(Problem set):
A. Name every cache type that the pipefunc caching text lists inside parentheses.
B. Write out the pipefunc caching text from "func = MyStatefulFunction(1)" up to and including "it in the cache key.".
C. Carry the pipefunc caching text on from the point where it stops.

(Source extract):
If a function (or a callable object) defines a __pipefunc_hash__ method, pipefunc will call this method to obtain a string representation of the function’s state, which will be included in the cache key. This allows you to incorporate relevant parts of the function’s state into the cache key, ensuring that the cached results are invalidated when the state changes. It’s crucial that this string uniquely represents the state of the object, as any collisions will lead to incorrect cache behavior.

Example:

from pipefunc import PipeFunc, Pipeline

class MyStatefulFunction:
    def __init__(self, value: int):
        self.value = value

    def __call__(self, x: int) -> int:
        return self.value + x

    def __pipefunc_hash__(self) -> str:
        # Include the relevant state in the hash
        return str(self.value)

func = MyStatefulFunction(1)
pfunc = PipeFunc(func, "out", cache=True)
pipeline = Pipeline([pfunc], cache_type="disk")

# Call the function to populate the cache
result1 = pipeline(x=1)
print(f"{pipeline.cache.cache=}")  # Print the cache

pipeline.cache.cache={('out-1', (('x', 1),)): 2}

In this example, MyStatefulFunction has an internal state value. The __pipefunc_hash__ method returns a string representation of this state. When the function is called through the PipeFunc instance, pipefunc will automatically call __pipefunc_hash__ to get the state representation and include it in the cache key.

Note:

  • The __pipefunc_hash__ method should return a string that uniquely identifies the relevant state of the function.

  • If you don’t define __pipefunc_hash__ for a stateful function, only the input arguments will be used for cache key computation, which might lead to incorrect cached results.

  • The __pipefunc_hash__ method is only relevant when caching is enabled for the PipeFunc instance (i.e., cache=True).

By using the __pipefunc_hash__ method, you can ensure that pipefunc’s caching mechanism correctly handles stateful functions and invalidates cached results when the function’s state changes.

The @memoize Decorator#

The pipefunc.cache module also provides a pipefunc.cache.memoize() decorator for general-purpose function memoization, independent of PipeFunc and Pipeline. This decorator allows you to cache the results of any function using the available cache types (e.g., LRUCache, HybridCache, SimpleCache, DiskCache).

from pipefunc.cache import memoize, LRUCache, HybridCache, SimpleCache, DiskCache

# Use a shared LRU cache
lru_cache = LRUCache(max_size=256, shared=True)

(Given entries):
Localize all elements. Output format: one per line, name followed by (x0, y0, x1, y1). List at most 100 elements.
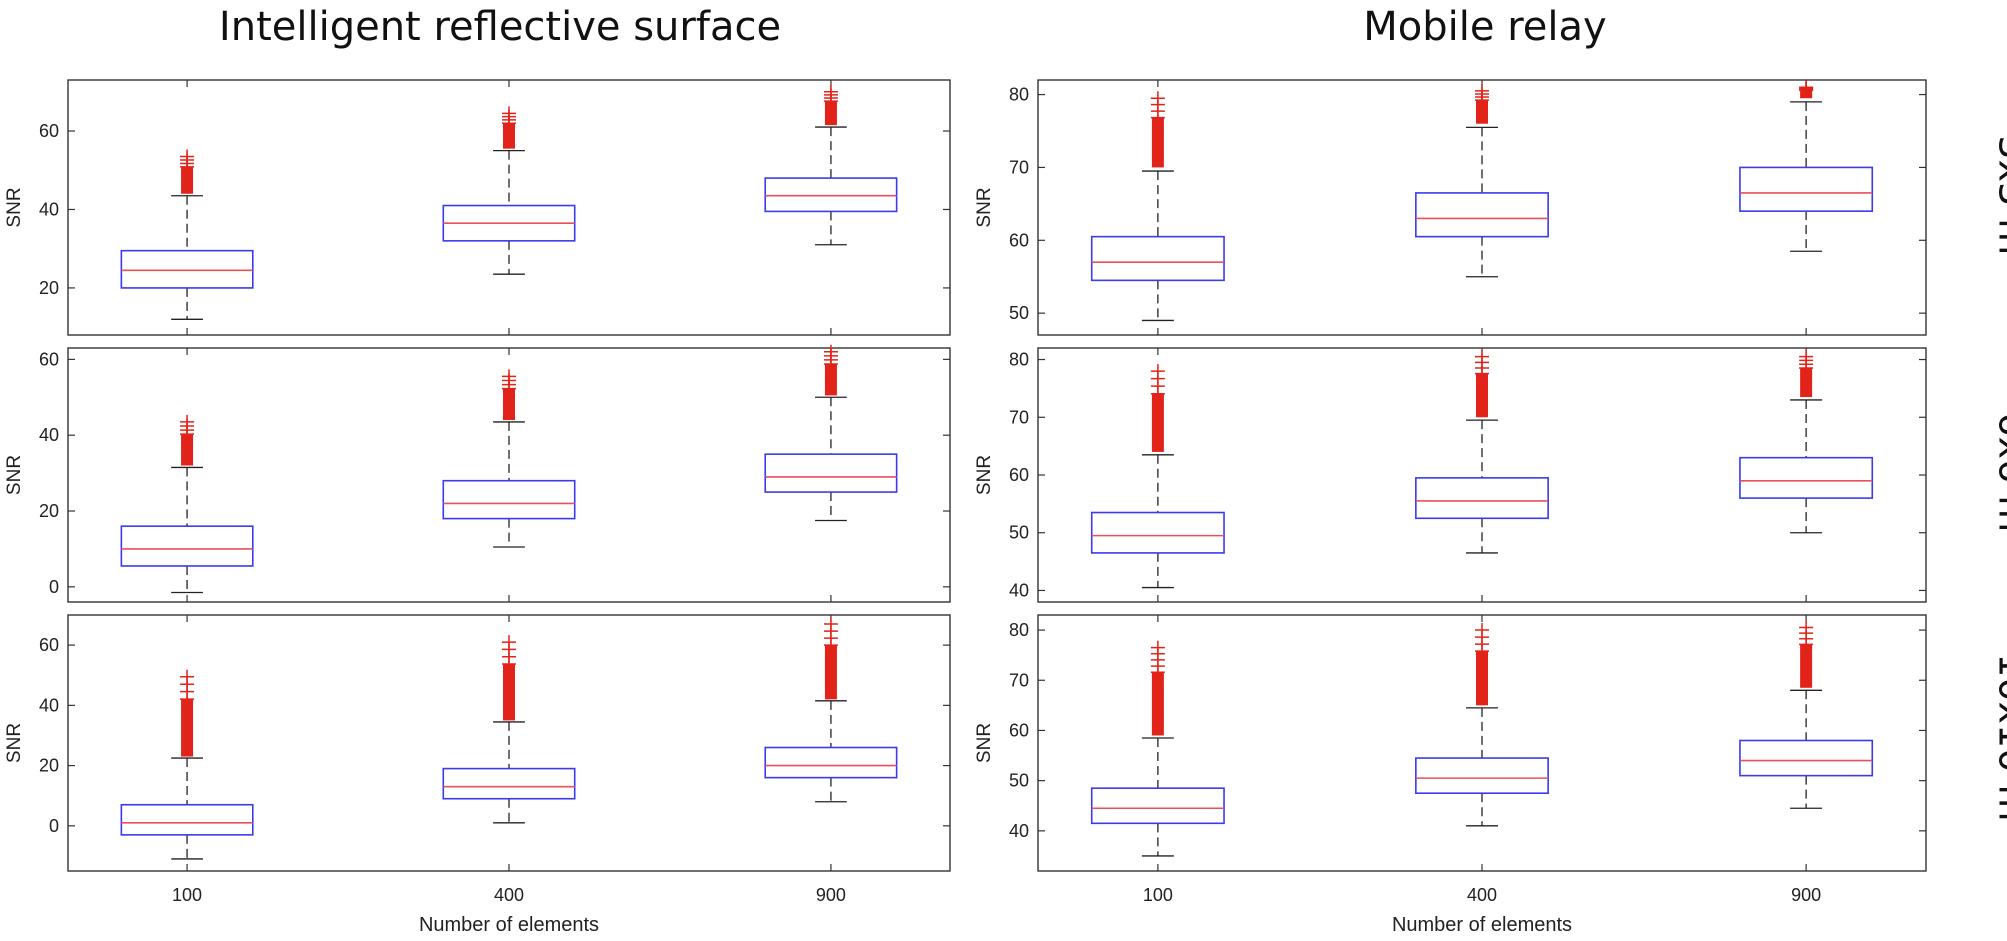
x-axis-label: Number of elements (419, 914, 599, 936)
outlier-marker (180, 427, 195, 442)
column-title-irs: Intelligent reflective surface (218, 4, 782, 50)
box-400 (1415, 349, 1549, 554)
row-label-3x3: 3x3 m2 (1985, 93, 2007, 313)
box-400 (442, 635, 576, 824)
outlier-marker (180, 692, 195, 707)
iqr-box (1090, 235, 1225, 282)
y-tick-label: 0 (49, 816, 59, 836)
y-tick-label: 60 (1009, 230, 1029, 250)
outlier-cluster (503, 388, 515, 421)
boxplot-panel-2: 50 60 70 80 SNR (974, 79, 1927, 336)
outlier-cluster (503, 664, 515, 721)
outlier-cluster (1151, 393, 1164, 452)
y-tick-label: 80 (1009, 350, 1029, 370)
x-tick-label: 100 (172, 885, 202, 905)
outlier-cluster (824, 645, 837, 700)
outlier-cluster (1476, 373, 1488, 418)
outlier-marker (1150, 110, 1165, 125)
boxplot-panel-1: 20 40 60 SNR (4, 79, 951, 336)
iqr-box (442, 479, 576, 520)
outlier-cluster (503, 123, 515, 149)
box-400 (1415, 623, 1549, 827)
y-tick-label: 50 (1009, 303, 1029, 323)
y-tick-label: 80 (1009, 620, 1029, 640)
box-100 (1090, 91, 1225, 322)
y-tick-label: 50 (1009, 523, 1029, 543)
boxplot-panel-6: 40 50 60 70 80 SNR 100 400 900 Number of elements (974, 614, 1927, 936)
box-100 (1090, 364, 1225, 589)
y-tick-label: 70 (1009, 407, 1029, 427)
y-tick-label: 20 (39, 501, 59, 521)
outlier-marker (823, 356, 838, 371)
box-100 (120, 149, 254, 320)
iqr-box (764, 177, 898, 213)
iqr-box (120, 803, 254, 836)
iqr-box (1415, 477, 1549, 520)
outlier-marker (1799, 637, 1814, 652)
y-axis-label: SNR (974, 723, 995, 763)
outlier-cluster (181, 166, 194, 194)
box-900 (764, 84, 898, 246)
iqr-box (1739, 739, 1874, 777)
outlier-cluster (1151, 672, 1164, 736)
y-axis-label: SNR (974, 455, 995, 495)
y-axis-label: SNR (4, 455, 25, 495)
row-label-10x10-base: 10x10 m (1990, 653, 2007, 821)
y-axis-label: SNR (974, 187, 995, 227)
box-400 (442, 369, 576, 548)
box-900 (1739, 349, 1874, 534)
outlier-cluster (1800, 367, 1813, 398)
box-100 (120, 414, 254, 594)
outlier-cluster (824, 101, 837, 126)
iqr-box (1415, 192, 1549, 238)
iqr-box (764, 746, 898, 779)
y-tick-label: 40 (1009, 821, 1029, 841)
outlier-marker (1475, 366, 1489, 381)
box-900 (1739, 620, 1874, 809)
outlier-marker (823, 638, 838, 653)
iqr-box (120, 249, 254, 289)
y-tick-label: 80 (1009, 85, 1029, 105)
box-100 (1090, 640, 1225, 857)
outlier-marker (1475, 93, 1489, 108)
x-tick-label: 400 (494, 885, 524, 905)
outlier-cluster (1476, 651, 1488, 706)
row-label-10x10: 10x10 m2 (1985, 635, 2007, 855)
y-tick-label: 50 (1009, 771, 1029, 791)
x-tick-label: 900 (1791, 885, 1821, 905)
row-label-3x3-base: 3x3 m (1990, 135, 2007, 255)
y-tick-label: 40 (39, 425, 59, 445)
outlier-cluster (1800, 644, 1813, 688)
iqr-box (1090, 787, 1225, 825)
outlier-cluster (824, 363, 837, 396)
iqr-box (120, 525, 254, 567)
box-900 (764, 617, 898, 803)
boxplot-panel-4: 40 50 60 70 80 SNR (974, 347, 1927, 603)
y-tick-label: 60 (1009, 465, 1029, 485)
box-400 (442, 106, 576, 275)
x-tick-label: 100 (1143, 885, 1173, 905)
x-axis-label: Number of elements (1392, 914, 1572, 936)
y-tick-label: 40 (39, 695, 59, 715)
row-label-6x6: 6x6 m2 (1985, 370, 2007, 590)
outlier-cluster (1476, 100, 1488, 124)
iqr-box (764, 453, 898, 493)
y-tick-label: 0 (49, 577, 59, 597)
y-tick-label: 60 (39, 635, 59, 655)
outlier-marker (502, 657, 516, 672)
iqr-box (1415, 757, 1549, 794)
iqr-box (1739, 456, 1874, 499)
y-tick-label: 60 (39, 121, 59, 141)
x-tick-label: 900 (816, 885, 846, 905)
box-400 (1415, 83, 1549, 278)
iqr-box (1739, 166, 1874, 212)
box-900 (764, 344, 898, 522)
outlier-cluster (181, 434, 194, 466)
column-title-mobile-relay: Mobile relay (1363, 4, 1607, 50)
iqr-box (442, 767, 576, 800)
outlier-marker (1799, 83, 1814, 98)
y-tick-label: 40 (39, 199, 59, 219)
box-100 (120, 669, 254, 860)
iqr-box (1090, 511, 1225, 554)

---

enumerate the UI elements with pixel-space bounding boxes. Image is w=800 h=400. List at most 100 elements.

(Per-task answers):
A. LRUCache, HybridCache, SimpleCache, DiskCache

B.
func = MyStatefulFunction(1)
pfunc = PipeFunc(func, "out", cache=True)
pipeline = Pipeline([pfunc], cache_type="disk")

# Call the function to populate the cache
result1 = pipeline(x=1)
print(f"{pipeline.cache.cache=}")  # Print the cache

pipeline.cache.cache={('out-1', (('x', 1),)): 2}

In this example, MyStatefulFunction has an internal state value. The __pipefunc_hash__ method returns a string representation of this state. When the function is called through the PipeFunc instance, pipefunc will automatically call __pipefunc_hash__ to get the state representation and include it in the cache key.

C.
@memoize(cache=lru_cache)
def expensive_function(arg1, arg2):
    # ... expensive computation ...
    return result

# Use a HybridCache with specific weights
hybrid_cache = HybridCache(max_size=100, access_weight=0.7, duration_weight=0.3, shared=True)

@memoize(cache=hybrid_cache)
def another_function(x, y):
    # ... some computation ...
    return result

# Use a SimpleCache
simple_cache = SimpleCache()

@memoize(cache=simple_cache)
def simple_function(a, b):
    # ... simple computation ...
    return a + b

# Use a DiskCache with cloudpickle serialization and LRU caching
disk_cache = DiskCache(cache_dir="cache_dir", use_cloudpickle=True, with_lru_cache=True, lru_cache_size=128)

@memoize(cache=disk_cache)
def disk_cached_function(data):
    # ... function that processes large data ...
    return processed_data

You can customize the behavior of @memoize using the following parameters:

  • cache: The cache instance to use. If None, a SimpleCache is used.

  • key_func: A custom function to generate cache keys. If None, the default key generation using pipefunc.cache.try_to_hashable is used.

  • fallback_to_pickle: If True (default), unhashable objects will be pickled using cloudpickle as a last resort.

  • unhashable_action: Determines the behavior when encountering unhashable objects:

    • "error": Raise an UnhashableError (default).

    • "warning": Log a warning and skip caching for that call.

    • "ignore": Silently skip caching for that call.

from pipefunc.cache import memoize, UnhashableError

def custom_key_func(*args, **kwargs):
    # Custom logic to generate a hashable key from the function arguments
    return hash(str(args) + str(kwargs))

@memoize(key_func=custom_key_func, unhashable_action="warning")
def my_function(data):
    # ... function that takes unhashable arguments ...
    return result

Use the @memoize decorator to easily add caching to any function, even outside the context of PipeFunc and Pipeline.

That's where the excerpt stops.